Saved entries -
########################################
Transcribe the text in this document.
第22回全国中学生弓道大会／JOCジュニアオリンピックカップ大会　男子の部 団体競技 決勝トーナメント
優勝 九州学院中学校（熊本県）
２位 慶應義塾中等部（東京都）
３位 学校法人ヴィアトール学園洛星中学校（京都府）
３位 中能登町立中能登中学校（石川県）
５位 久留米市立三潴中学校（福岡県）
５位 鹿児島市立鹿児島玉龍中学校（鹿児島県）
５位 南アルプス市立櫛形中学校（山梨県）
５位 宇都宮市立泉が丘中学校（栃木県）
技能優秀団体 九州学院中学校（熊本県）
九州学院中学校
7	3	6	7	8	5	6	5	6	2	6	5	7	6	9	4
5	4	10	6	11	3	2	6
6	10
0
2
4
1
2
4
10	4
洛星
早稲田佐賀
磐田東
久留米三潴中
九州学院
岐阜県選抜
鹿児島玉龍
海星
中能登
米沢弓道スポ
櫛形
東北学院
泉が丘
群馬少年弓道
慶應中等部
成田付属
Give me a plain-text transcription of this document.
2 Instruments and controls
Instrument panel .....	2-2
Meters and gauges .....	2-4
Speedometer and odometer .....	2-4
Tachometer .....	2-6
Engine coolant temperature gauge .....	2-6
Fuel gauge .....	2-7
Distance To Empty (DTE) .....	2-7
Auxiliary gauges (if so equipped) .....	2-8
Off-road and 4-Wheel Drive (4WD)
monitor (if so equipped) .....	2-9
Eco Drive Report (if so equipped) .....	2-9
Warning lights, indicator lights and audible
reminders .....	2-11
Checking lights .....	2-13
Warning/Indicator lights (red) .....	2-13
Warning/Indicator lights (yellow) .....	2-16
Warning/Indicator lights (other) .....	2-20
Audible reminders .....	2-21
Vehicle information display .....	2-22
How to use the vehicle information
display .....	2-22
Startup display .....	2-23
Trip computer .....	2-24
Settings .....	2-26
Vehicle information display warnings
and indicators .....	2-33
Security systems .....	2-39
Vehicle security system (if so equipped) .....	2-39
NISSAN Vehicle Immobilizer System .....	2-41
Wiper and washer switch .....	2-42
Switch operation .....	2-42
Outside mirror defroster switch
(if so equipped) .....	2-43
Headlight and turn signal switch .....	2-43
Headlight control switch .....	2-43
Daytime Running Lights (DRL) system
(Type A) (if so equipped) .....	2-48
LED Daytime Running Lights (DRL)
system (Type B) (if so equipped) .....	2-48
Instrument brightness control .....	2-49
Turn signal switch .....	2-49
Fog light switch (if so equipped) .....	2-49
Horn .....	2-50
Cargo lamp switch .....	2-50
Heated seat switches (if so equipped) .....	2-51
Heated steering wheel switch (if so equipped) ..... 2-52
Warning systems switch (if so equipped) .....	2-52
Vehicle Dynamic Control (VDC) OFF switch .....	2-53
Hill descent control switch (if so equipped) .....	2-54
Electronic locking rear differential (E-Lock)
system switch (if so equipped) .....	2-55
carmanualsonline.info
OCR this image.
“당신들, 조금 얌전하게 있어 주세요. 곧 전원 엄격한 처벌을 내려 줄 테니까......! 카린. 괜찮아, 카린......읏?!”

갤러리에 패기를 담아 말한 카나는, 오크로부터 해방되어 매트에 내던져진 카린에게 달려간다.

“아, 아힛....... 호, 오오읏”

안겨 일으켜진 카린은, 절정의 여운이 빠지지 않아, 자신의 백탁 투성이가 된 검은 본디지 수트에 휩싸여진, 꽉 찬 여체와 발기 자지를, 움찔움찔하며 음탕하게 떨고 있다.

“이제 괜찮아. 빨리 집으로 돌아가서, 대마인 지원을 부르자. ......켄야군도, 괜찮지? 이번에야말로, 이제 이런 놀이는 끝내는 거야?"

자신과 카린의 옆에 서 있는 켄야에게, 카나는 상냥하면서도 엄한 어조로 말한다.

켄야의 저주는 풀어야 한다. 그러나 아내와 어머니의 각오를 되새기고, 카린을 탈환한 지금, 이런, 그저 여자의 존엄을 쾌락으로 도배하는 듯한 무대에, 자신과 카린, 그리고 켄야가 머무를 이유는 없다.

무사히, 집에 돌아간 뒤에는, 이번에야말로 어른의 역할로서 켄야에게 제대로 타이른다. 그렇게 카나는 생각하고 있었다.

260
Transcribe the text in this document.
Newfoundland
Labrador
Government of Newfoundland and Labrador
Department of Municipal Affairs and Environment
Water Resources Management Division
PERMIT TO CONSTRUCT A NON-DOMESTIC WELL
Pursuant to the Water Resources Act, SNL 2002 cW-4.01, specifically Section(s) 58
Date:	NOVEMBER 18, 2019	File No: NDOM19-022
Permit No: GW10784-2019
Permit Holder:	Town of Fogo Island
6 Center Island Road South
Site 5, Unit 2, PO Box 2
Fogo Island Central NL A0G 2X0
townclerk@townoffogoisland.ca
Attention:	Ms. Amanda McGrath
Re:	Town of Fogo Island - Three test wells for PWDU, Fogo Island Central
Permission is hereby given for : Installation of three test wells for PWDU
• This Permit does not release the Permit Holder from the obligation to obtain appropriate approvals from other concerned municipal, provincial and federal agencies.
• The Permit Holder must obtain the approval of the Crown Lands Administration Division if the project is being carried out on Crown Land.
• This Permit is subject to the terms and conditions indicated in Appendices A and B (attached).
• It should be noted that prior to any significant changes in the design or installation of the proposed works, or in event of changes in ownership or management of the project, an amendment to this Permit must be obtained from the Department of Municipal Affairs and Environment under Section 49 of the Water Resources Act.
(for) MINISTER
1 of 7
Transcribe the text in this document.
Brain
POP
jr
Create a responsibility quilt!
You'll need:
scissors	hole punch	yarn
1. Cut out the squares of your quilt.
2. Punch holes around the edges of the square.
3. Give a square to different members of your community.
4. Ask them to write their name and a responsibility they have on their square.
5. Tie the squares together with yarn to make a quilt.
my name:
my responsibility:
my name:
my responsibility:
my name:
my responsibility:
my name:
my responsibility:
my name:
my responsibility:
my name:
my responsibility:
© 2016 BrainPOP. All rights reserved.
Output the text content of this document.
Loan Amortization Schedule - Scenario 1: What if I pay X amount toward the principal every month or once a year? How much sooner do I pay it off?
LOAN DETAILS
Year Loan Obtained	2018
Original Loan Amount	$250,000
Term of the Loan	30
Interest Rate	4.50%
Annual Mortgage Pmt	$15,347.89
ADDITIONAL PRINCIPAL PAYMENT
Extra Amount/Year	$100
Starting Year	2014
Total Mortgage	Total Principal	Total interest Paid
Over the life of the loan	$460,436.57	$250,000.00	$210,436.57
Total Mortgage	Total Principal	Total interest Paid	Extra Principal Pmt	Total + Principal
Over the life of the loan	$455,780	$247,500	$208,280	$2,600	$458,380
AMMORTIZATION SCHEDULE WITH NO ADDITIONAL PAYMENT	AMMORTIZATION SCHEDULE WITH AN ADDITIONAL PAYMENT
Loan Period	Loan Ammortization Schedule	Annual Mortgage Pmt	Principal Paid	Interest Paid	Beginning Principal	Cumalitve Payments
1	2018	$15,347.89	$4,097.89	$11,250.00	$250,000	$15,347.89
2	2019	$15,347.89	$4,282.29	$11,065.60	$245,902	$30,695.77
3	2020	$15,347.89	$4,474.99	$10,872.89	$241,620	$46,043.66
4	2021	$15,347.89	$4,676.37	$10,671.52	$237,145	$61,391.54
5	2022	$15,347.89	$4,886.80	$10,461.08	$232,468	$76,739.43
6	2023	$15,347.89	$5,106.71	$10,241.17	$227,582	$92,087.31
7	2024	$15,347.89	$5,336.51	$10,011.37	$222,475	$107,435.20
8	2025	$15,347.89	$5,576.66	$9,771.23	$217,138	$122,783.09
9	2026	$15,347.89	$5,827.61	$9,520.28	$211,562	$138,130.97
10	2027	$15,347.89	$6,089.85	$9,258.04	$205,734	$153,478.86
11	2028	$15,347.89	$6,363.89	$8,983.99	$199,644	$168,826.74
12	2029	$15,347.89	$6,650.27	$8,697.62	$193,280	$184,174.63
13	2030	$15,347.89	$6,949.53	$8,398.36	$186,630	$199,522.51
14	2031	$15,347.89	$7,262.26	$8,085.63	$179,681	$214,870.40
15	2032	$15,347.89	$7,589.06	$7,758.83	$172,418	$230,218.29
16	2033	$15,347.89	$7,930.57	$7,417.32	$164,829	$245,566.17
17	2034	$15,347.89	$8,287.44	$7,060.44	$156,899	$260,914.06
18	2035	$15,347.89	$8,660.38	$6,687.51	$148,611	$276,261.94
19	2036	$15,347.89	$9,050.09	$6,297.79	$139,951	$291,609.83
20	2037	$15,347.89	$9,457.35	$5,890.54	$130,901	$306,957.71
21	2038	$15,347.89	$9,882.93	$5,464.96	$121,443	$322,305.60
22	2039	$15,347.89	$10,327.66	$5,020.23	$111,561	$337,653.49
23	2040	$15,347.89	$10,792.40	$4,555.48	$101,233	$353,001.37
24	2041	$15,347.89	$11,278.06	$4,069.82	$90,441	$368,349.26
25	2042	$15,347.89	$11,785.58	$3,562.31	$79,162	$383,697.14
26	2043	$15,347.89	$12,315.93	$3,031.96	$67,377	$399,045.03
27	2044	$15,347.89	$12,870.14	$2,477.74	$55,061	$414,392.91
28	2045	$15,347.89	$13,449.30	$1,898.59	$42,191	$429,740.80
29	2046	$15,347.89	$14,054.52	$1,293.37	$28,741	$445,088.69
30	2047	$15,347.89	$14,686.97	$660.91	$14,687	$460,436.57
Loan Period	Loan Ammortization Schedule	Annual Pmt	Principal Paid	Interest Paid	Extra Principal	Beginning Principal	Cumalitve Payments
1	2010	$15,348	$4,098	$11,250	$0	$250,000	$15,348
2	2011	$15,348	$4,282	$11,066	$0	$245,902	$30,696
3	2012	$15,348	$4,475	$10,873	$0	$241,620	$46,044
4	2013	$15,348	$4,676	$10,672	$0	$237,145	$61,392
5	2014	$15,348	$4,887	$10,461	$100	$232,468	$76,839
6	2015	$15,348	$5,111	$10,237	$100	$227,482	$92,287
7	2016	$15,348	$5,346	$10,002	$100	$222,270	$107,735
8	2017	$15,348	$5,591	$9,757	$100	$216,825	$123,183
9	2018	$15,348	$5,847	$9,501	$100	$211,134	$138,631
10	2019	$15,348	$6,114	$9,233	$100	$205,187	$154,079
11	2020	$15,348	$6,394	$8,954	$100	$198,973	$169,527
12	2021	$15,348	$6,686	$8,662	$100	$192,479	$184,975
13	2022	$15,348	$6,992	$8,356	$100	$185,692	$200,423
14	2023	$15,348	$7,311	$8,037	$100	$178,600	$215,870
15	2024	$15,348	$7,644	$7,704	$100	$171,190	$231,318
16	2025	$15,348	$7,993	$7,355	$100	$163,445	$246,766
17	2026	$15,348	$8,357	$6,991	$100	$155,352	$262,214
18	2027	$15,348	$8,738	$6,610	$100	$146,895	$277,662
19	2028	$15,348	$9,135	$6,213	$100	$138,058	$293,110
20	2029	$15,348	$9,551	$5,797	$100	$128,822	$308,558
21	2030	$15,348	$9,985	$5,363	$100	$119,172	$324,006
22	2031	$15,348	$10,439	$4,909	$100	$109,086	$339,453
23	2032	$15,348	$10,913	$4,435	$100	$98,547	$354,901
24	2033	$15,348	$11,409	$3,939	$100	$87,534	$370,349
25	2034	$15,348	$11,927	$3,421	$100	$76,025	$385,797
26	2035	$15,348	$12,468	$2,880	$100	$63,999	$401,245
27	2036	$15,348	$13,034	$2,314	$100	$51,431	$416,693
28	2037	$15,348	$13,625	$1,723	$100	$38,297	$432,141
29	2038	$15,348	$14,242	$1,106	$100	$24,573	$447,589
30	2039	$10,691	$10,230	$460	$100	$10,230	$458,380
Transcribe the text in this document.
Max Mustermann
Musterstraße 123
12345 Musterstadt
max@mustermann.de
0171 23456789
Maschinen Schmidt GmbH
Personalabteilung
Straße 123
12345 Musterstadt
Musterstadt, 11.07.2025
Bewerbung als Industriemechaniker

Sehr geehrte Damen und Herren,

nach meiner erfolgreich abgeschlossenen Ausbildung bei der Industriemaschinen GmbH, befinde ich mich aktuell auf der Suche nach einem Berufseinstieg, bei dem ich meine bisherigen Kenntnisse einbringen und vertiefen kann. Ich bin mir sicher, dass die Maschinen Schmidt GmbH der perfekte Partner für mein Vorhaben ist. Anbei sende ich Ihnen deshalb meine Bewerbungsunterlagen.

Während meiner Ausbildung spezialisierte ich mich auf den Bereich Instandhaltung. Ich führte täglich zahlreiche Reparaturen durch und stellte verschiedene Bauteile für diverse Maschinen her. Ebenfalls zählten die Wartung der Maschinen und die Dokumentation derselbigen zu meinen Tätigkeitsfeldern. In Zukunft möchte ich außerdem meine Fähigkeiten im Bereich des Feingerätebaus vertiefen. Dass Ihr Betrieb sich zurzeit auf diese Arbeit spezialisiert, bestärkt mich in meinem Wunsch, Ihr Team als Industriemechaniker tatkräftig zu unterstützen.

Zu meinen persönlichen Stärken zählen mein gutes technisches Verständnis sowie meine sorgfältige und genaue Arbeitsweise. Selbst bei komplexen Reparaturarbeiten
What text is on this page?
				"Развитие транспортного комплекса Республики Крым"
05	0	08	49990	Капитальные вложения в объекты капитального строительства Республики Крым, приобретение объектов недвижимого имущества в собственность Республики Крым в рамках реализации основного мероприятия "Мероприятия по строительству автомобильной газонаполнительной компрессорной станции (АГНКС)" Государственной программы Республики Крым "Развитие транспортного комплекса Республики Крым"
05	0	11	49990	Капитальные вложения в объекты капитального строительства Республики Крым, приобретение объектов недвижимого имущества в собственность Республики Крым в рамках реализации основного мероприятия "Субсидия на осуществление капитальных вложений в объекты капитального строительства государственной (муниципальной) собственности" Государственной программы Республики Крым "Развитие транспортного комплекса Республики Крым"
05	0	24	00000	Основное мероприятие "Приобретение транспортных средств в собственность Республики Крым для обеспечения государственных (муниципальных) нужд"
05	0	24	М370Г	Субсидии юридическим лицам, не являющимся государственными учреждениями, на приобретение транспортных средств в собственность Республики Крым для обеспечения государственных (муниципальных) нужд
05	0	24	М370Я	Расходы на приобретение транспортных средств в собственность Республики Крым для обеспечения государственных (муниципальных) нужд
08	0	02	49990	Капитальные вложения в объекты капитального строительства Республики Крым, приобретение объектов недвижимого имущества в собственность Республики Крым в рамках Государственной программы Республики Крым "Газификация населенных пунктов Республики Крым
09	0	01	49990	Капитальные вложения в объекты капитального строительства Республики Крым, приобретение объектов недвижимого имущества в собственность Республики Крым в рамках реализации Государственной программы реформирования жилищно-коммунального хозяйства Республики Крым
########################################
Your objective -
Pull out all lines in the data above that include "project".

Task solution -
• The Permit Holder must obtain the approval of the Crown Lands Administration Division if the project is being carried out on Crown Land.
• It should be noted that prior to any significant changes in the design or installation of the proposed works, or in event of changes in ownership or management of the project, an amendment to this Permit must be obtained from the Department of Municipal Affairs and Environment under Section 49 of the Water Resources Act.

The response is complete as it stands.